◆ **Record list**:
[Start]

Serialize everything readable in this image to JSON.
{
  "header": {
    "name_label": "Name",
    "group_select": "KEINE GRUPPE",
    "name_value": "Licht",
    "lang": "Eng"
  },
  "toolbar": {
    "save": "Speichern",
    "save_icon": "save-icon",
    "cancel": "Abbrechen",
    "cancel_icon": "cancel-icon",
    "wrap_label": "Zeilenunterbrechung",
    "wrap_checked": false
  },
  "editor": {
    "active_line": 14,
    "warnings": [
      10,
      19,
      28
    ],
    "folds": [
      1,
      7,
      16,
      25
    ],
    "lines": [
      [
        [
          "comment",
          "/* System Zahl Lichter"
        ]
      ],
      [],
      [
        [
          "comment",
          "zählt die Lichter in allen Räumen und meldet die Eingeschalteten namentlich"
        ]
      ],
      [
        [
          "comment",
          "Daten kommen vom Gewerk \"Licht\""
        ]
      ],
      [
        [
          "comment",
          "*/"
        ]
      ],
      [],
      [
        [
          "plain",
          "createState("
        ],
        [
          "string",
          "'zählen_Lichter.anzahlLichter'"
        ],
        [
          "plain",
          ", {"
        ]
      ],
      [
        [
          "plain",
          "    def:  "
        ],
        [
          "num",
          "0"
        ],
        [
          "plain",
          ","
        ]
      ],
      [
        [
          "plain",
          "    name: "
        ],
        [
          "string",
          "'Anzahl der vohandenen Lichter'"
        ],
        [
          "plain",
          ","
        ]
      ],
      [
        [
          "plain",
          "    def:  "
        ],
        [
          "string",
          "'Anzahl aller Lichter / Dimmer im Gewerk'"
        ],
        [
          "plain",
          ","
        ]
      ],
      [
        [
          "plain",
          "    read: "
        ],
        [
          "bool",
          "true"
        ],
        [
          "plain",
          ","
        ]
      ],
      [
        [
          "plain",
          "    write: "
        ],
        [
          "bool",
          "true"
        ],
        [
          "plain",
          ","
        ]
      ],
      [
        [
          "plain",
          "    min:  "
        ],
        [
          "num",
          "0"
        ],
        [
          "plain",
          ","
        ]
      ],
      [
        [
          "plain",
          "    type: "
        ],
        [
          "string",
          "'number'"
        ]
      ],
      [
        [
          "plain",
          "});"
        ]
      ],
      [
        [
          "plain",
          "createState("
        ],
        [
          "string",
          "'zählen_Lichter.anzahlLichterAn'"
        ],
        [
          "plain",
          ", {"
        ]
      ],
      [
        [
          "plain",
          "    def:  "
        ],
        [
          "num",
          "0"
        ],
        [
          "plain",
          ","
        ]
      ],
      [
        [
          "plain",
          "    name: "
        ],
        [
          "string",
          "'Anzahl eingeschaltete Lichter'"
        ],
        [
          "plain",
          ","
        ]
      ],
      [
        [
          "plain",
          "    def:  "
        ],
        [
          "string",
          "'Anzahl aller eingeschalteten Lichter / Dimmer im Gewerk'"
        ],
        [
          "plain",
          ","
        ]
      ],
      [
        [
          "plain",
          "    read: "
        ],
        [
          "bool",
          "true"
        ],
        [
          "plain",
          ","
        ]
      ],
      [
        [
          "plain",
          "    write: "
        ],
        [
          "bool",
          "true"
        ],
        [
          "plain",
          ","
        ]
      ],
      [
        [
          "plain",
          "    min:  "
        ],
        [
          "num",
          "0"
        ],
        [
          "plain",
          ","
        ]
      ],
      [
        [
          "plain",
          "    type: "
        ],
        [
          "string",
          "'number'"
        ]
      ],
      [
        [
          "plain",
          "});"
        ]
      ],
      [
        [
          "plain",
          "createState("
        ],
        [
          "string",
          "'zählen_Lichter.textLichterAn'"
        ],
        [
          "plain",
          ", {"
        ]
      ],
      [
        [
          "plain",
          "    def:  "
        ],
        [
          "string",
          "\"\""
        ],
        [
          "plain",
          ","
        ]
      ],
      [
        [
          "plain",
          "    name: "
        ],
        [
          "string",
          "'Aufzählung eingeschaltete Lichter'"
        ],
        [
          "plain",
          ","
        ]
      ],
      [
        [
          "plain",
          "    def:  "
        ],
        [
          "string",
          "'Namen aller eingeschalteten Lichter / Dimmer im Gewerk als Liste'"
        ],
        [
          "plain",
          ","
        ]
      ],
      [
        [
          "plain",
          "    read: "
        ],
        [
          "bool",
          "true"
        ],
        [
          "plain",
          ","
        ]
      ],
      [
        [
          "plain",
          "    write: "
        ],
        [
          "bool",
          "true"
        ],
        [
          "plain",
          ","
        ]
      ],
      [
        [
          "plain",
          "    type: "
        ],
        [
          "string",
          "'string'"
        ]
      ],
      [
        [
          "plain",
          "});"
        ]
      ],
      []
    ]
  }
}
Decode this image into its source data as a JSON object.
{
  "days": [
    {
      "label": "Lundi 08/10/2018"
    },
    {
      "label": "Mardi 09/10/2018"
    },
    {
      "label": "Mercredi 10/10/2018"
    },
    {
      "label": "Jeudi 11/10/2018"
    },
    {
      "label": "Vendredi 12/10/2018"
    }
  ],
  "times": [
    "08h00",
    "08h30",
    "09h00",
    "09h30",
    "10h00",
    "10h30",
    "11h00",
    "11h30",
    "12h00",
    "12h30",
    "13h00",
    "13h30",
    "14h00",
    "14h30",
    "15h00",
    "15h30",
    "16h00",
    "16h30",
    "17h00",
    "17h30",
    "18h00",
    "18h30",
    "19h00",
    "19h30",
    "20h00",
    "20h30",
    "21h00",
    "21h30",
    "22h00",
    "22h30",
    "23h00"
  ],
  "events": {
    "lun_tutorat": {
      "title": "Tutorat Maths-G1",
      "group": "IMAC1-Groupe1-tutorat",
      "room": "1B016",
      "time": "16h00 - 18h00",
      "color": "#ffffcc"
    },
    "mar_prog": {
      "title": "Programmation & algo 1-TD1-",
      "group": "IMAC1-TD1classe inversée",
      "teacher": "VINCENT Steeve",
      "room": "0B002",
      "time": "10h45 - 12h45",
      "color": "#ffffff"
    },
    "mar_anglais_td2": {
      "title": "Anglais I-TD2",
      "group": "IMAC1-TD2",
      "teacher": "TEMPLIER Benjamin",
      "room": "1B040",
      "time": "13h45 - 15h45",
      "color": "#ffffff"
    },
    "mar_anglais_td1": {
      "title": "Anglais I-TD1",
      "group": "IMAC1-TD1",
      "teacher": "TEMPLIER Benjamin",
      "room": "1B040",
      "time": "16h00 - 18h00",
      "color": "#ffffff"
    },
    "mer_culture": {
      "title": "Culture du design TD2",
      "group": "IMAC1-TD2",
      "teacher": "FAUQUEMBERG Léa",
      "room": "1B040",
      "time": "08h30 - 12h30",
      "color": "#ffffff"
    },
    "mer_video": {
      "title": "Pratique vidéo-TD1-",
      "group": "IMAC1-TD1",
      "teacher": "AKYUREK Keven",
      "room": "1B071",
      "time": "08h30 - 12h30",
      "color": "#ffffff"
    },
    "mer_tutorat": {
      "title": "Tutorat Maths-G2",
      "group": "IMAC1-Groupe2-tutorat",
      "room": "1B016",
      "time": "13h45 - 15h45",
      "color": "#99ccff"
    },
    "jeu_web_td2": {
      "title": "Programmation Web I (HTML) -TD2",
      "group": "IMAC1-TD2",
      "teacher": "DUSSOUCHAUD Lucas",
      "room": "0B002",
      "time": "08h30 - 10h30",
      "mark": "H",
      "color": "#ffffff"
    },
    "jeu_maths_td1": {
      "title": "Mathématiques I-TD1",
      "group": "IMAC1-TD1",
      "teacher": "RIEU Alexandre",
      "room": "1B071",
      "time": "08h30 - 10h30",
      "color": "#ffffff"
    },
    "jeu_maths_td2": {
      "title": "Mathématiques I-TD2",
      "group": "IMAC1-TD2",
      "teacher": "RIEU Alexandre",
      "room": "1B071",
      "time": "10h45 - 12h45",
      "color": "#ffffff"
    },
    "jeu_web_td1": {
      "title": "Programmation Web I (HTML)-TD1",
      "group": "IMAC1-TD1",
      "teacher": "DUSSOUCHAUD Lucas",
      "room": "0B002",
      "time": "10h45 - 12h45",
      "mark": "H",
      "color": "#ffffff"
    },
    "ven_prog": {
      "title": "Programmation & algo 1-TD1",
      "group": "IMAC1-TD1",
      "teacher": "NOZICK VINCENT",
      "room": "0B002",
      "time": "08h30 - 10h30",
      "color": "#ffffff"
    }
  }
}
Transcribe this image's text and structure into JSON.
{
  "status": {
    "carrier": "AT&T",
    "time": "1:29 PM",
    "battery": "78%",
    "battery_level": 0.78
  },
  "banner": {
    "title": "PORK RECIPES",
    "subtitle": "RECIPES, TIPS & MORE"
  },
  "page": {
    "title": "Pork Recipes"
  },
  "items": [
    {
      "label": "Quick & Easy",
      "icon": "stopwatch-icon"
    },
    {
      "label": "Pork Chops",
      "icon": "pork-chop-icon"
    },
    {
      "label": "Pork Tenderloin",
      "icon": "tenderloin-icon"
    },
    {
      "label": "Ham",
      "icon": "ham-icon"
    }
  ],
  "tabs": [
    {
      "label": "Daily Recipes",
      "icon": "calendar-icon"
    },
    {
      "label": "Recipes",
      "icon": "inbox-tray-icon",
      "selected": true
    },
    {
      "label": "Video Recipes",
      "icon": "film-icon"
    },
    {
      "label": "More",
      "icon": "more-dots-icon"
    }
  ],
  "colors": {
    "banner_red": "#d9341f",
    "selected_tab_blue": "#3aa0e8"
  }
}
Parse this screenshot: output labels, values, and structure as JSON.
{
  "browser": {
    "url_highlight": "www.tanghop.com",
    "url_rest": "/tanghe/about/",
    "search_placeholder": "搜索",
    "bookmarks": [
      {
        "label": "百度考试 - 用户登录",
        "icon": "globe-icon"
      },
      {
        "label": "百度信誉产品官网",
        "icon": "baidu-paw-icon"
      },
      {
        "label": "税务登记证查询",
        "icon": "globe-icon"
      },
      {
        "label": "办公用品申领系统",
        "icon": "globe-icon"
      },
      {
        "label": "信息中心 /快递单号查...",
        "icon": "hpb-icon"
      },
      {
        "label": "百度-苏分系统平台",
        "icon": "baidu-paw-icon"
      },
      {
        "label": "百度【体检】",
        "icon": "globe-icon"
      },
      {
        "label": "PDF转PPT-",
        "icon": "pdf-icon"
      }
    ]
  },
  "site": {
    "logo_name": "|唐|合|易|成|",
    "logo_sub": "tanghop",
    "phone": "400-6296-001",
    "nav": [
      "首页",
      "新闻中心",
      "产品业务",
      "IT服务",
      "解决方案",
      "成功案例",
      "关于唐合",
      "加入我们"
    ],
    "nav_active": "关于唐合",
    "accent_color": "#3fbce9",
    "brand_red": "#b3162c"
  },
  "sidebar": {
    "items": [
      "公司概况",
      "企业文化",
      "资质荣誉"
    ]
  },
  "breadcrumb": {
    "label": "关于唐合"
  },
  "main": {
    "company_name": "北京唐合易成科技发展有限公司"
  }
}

[End]

◆ **Problem requirements**: Check every line of the data above for the string "this", and copy those that have it.

◆ **Exercise output**:
Serialize everything readable in this image to JSON.
Decode this image into its source data as a JSON object.
Transcribe this image's text and structure into JSON.
Parse this screenshot: output labels, values, and structure as JSON.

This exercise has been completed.